The 2017 ACL Salary Survey was conducted in late winter - early spring 2017, and the resulting report was made available for ACL members and non-member survey participants in September, 2017.


This is the fourth salary survey conducted by the Association for Collaborative Leadership. Other surveys were conducted in 1998, 2004, and 2011. Each survey builds upon previous surveys, and is conducted and written by a committee of volunteer members of the organization on behalf of ACL.The 2017 Higher Education Consortia Salary Survey was distributed electronically to 117 consortia chief executive officers in January 2017. The survey closed in March 2017. Thirty-five organizations responded to the 2017 survey compared to 38 in 2011, and 40 in both 2004 and 1998.


The committee that conducted and wrote the 2017 Salary Survey included Amanda Adolph Fore, Next Peak Strategy, LLC; Steven J. Harvey, Western New York Consortium for Higher Education; and Tracy Thompson, formerly of the NELLCO Law Library Consortium.

Highlights of Findings:
• 34% of responding organizations have between 6 and 10 college or university members; 51% of responding organizations have ten or fewer institutional members.

- _What is needed_
Can you duplicate the part of the salary survey text starting with "The 2017 ACL" and going on through "in September, 2017."? The records have no connection to the salary survey text.

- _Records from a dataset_
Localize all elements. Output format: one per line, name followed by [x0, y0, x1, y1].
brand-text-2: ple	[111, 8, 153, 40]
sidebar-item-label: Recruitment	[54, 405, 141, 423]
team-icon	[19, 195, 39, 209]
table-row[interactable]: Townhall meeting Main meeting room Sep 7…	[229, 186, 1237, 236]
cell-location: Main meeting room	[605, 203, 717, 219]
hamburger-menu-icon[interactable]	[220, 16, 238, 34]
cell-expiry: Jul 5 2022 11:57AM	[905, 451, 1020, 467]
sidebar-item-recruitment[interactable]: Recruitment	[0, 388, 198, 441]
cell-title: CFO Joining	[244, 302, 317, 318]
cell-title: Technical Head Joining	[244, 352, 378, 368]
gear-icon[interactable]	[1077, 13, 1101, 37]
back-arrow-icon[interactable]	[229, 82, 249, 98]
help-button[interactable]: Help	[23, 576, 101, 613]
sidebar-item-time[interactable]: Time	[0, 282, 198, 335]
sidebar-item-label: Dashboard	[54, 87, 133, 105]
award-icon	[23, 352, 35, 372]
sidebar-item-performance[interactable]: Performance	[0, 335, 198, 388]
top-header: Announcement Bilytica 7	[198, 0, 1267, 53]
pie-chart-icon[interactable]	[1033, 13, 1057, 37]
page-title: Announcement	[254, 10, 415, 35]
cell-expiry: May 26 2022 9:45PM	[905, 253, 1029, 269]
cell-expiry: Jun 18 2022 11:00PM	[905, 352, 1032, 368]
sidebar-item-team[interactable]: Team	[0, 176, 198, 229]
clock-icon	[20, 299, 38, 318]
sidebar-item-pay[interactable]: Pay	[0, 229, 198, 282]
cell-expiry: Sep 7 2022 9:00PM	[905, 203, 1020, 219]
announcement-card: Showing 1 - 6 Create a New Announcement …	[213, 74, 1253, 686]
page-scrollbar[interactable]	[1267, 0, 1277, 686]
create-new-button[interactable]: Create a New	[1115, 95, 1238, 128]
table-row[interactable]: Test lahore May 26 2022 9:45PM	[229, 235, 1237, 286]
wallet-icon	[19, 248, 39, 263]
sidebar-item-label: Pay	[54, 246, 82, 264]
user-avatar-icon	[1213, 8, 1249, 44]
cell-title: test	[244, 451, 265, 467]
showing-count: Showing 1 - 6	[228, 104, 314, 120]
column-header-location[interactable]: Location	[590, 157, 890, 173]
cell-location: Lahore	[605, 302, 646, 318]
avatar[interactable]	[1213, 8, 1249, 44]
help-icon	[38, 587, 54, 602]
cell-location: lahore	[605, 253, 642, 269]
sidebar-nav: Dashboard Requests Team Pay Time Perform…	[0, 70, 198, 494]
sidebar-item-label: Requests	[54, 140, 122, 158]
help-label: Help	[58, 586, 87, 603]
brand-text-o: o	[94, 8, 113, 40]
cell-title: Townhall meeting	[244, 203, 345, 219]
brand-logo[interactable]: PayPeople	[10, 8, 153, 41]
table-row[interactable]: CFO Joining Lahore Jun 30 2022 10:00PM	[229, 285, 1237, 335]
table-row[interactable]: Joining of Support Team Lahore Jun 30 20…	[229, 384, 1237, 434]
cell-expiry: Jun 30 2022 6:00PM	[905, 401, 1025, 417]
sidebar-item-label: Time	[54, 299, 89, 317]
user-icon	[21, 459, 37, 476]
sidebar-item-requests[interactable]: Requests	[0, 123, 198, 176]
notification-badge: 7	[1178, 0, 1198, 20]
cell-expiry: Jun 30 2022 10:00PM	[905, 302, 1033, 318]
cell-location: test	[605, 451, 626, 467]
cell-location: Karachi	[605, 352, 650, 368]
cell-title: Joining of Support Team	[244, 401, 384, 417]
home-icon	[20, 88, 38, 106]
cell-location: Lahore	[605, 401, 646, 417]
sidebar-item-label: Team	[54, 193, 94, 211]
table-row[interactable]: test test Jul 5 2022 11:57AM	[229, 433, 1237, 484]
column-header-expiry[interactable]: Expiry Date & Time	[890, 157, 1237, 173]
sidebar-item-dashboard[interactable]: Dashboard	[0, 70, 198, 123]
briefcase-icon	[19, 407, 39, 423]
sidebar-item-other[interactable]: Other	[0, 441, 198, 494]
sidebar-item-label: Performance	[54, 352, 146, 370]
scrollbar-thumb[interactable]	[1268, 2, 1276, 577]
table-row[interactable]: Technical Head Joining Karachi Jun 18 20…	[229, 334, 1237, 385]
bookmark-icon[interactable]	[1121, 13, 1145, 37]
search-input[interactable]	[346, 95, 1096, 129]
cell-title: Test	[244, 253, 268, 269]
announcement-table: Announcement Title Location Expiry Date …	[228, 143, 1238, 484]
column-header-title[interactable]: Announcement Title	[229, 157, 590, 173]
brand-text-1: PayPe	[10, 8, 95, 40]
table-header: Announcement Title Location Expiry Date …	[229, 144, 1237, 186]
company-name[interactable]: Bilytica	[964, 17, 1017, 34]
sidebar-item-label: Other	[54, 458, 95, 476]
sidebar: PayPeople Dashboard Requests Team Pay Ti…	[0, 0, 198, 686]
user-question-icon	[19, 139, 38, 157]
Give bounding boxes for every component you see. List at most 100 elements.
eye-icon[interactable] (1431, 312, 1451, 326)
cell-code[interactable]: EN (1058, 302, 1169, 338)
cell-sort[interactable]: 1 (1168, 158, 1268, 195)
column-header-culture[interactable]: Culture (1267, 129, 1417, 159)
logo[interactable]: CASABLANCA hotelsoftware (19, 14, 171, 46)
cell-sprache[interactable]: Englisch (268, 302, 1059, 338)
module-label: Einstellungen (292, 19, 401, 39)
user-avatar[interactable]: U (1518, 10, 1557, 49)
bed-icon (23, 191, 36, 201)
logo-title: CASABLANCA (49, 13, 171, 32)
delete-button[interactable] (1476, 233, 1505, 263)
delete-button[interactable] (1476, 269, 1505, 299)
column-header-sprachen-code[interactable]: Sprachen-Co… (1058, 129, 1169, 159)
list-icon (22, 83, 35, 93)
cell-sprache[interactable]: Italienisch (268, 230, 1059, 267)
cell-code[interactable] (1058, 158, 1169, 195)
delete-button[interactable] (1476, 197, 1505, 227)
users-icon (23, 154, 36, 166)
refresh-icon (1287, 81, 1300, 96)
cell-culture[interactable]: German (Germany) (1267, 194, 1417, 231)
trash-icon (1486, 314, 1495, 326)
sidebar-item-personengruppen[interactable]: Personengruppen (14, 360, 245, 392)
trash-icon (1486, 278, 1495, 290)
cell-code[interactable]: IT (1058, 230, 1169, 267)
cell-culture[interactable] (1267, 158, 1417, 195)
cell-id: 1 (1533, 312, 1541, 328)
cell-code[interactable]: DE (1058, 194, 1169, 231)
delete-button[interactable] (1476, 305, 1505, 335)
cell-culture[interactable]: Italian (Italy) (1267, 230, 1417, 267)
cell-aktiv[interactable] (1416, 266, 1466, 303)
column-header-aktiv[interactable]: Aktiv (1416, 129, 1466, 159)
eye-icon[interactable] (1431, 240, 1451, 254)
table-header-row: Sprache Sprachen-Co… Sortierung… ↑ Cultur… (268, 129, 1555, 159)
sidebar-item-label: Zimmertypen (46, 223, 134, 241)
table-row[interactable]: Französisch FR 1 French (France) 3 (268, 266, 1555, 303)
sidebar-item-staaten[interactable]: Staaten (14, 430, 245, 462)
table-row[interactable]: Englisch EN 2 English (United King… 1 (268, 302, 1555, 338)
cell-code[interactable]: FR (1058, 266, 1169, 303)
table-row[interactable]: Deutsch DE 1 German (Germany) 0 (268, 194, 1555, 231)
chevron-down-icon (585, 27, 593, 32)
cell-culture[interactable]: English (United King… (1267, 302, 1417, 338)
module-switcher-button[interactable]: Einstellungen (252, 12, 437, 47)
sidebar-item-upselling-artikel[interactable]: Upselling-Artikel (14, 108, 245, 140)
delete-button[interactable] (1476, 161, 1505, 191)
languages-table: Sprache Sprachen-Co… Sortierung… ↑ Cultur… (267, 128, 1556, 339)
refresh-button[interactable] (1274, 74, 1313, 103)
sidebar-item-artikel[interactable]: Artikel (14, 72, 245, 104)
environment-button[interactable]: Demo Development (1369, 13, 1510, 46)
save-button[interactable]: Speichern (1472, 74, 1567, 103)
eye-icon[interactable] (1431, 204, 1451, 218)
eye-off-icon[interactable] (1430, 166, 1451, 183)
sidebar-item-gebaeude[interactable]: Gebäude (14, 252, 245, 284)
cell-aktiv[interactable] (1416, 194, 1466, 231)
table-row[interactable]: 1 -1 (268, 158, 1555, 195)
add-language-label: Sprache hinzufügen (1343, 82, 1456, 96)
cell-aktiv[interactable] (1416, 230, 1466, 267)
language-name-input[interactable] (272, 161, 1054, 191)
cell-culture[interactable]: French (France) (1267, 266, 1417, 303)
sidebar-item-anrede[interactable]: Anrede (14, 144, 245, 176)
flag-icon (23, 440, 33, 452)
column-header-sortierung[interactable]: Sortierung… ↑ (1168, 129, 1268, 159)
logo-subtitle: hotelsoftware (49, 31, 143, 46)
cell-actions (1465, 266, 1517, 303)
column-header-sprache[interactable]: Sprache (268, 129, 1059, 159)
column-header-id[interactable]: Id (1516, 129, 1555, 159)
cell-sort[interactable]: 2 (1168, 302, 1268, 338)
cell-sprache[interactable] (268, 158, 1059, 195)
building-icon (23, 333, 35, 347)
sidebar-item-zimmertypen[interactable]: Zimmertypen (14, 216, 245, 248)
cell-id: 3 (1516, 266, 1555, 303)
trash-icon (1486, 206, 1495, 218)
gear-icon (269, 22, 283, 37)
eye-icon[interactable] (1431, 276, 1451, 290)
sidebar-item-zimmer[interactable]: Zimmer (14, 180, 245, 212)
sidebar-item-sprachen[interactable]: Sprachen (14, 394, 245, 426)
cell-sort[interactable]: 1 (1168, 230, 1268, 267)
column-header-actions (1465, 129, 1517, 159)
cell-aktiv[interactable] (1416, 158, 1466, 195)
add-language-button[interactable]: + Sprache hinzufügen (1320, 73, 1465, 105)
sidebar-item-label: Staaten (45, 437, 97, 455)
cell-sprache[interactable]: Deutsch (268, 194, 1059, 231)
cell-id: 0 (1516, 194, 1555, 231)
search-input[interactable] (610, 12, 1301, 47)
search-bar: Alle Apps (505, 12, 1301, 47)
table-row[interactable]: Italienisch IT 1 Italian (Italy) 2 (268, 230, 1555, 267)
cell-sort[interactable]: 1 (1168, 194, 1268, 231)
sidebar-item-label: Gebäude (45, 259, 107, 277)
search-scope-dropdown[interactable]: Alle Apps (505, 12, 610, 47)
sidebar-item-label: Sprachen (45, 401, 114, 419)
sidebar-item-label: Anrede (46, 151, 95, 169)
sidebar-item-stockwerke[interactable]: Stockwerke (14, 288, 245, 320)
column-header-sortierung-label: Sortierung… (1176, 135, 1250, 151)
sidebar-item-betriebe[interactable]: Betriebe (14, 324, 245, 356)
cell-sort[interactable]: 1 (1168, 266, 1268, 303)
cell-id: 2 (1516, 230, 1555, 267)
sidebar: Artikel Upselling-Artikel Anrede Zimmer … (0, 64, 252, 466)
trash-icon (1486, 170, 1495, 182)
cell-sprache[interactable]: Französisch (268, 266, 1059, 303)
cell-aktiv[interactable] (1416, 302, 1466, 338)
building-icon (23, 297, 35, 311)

- _Solution to this problem_
The 2017 ACL Salary Survey was conducted in late winter - early spring 2017, and the resulting report was made available for ACL members and non-member survey participants in September, 2017.